_PASSAGE_
%%

Mammary tumor development induces perturbation of liver glucose metabolism with inflammation and fibrosis.

Fiche publication

Date publication

mars 2025

Journal

American journal of physiology. Endocrinology and metabolism

Auteurs

Membres identifiés du Cancéropôle Est :
Dr ALPY Fabien , Pr BAUMERT Thomas , Dr TOMASETTO Catherine , Dr CROUCHET Emilie , Dr MALLARD Joris , Dr DUTEIL Delphine , Dr ZOLL Joffrey

Tous les auteurs :
Charlot A, Bringolf A, Mallard J, Jaulin A, Crouchet E, Charles AL, Duteil D, Alpy F, Tomasetto CL, Baumert TF, Zoll J

Lien Pubmed

https://www.ncbi.nlm.nih.gov/pubmed/40106327

Résumé

Cancer cells rely on glycolysis and lactic fermentation for ATP production, inducing an abnormal glucose uptake in tumors. However, it is largely unknown whether the increased tumor glucose consumption affects overall body glucose homeostasis including perturbation of the liver glucose production pathways. The effect of mammary tumor development on liver metabolism pathway was examined by using a mouse model based on FVB/N wild-type (WT-SD) and FVB/N-Tg(MMTV-PyVT)634Mul/J mice (Tg-SD), who develop spontaneous mammary tumors. Blood and livers were analyzed for metabolic changes, by measuring histological staining, signaling and insulin sensitivity. Tg-SD mice developed mammary tumors with an average weight of 6g, and cancer development increased total food intake without impacting body weight gain. Tumor development did not affect blood glycemia and lactate levels but increased insulin and HOMA-IR index (p=0.06). In the liver, Tg-SD mice with tumors exhibited a decrease in glycogen content, and an increase in gluconeogenesis gene expression, as G6pc, Pgc1α and Foxo1 (p<0.05), as well as Pepck and Ldha (p<0.01). Moreover, the phosphorylation of AMPK and AKT was significantly decreased (respectively (p<0.01 and p<0.05)). Surprisingly, liver fibrosis was markedly increased in Tg mice (p<0.05) alongside elevated inflammatory gene expression, such as IL1β (p<0.01) or IL6 (p<0.05). Here we found that the development of non-metastatic mammary tumors using the MMTV-PyMT mouse model disrupts liver function through the development of inflammation, fibrosis and metabolic perturbation, including an increase in glucose production and insulin resistance. Finally, these observations unravel a previously unknown metabolic crosstalk between the tumors and the liver.

%%

_DATA PROVIDED_
%%

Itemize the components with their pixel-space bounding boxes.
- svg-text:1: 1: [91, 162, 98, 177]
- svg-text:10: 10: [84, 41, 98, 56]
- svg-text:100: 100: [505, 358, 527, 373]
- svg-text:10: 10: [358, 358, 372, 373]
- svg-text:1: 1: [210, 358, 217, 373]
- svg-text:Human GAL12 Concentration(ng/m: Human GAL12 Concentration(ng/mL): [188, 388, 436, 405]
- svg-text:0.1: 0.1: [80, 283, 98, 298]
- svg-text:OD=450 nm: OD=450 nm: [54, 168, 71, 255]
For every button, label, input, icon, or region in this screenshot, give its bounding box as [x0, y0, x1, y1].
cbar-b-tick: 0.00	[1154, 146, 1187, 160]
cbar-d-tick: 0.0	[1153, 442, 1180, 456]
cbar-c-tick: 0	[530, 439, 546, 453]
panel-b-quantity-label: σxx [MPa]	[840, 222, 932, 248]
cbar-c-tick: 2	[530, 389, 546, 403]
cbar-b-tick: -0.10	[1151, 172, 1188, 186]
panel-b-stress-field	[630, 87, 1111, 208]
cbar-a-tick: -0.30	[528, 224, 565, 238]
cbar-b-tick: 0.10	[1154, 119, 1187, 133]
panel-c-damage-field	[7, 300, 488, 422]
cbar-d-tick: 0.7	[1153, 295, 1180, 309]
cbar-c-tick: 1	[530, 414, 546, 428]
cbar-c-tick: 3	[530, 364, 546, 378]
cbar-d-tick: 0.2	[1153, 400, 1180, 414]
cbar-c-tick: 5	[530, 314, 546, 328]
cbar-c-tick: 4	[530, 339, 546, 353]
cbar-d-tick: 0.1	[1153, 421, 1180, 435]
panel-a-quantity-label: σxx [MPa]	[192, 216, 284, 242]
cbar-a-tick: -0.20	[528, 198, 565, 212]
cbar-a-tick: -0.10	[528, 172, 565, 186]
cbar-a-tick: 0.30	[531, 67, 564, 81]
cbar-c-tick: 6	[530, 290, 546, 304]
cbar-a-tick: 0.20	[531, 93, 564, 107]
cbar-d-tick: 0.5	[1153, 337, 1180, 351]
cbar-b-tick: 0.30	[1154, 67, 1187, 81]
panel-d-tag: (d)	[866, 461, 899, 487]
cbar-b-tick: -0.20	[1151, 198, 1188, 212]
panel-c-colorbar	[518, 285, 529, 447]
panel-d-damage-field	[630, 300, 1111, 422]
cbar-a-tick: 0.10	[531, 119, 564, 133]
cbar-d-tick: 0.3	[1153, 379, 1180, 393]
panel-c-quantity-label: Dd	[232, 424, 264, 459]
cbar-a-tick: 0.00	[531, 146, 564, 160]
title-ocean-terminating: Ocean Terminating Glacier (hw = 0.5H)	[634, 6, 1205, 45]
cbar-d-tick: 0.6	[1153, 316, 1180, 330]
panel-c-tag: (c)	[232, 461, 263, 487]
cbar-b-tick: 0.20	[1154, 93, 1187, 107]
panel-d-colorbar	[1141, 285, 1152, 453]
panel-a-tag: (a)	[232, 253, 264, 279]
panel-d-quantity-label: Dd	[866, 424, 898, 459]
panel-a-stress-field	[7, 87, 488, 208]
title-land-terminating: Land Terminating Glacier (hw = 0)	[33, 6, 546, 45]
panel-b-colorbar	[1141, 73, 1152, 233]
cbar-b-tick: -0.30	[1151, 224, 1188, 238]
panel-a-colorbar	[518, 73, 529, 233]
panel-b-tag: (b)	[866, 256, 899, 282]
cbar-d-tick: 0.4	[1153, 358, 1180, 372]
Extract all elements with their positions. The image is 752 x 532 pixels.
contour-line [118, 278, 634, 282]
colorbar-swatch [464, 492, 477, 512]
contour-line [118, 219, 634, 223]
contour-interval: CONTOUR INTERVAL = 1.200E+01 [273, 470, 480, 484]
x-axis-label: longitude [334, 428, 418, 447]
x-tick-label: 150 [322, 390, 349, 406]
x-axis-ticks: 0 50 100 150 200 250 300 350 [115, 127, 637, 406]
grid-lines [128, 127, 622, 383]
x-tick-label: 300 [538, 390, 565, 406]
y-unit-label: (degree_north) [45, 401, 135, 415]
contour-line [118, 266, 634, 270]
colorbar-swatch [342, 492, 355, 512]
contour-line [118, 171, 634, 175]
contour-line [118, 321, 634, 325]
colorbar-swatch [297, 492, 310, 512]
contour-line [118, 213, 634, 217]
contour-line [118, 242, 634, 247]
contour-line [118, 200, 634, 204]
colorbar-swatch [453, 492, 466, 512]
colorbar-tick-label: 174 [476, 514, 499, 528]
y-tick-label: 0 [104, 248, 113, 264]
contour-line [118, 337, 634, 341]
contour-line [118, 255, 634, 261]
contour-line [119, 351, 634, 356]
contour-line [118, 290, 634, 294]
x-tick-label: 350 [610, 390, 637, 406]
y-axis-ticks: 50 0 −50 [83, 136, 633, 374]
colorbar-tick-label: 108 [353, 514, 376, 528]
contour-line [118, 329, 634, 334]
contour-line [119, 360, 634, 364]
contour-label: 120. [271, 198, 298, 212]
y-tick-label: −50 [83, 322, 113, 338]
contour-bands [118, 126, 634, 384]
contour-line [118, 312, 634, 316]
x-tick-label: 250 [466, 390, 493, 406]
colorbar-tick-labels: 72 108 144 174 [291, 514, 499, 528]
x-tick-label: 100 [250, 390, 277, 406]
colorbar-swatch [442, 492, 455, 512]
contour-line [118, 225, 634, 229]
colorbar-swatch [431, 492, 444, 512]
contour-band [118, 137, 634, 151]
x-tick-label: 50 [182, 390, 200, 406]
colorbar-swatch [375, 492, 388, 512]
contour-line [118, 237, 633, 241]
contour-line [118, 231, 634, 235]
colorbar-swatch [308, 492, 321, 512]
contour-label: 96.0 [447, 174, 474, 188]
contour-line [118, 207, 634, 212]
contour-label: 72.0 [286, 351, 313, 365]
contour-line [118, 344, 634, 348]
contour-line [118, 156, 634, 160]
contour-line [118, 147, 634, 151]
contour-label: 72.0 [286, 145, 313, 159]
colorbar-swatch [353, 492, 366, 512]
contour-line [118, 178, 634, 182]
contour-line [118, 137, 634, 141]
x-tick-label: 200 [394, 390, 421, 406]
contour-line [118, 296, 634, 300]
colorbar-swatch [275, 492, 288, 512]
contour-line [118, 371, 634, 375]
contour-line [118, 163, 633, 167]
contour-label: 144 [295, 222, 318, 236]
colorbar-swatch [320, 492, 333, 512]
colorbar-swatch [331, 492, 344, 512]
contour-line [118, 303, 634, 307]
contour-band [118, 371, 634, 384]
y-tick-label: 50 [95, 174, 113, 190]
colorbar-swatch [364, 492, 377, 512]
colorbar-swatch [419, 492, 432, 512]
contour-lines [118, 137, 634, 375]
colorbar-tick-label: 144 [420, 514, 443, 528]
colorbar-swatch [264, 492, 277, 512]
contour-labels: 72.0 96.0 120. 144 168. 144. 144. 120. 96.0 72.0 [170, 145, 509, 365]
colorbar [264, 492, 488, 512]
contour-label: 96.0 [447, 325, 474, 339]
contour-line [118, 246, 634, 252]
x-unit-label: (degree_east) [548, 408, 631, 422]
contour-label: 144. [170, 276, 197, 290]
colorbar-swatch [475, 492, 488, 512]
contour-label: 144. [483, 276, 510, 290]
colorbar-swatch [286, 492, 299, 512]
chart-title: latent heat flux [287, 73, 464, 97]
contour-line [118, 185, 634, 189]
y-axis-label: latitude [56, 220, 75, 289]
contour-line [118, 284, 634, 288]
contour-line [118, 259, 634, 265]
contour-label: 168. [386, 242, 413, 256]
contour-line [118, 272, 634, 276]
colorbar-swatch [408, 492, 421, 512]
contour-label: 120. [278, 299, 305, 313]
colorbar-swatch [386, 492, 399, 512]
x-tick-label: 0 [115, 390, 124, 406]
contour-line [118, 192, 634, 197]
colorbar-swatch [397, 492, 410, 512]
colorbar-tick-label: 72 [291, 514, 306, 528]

%%

_ACTIVITY_
Please condense the paragraph starting "Cancer cells rely on glycolysis" in the mammary tumor record above into a short bulleted list that keeps its main findings.

_REPLY TO THE TASK_
- Cancer cells make ATP through glycolysis and lactic fermentation, so tumors take up abnormal amounts of glucose. Whether this affects whole-body glucose homeostasis, including liver glucose production, was largely unknown.
- Model: FVB/N wild-type mice (WT-SD) and FVB/N-Tg(MMTV-PyVT)634Mul/J mice (Tg-SD), which develop spontaneous mammary tumors. Blood and livers were analyzed through histological staining, signaling and insulin sensitivity.
- Tumors averaged 6 g. Cancer raised total food intake without affecting body weight gain.
- Blood glycemia and lactate were unchanged. Insulin and the HOMA-IR index rose (p=0.06).
- In the liver of tumor-bearing Tg-SD mice:
  - Glycogen content fell.
  - Gluconeogenesis genes rose: G6pc, Pgc1α and Foxo1 (p<0.05), and Pepck and Ldha (p<0.01).
  - AMPK and AKT phosphorylation dropped significantly (p<0.01 and p<0.05).
  - Fibrosis increased markedly (p<0.05).
  - Inflammatory genes rose, such as IL1β (p<0.01) and IL6 (p<0.05).
- Conclusion: non-metastatic mammary tumors in the MMTV-PyMT model disrupt liver function through inflammation, fibrosis and metabolic perturbation, including higher glucose production and insulin resistance. This reveals a previously unknown metabolic crosstalk between tumors and the liver.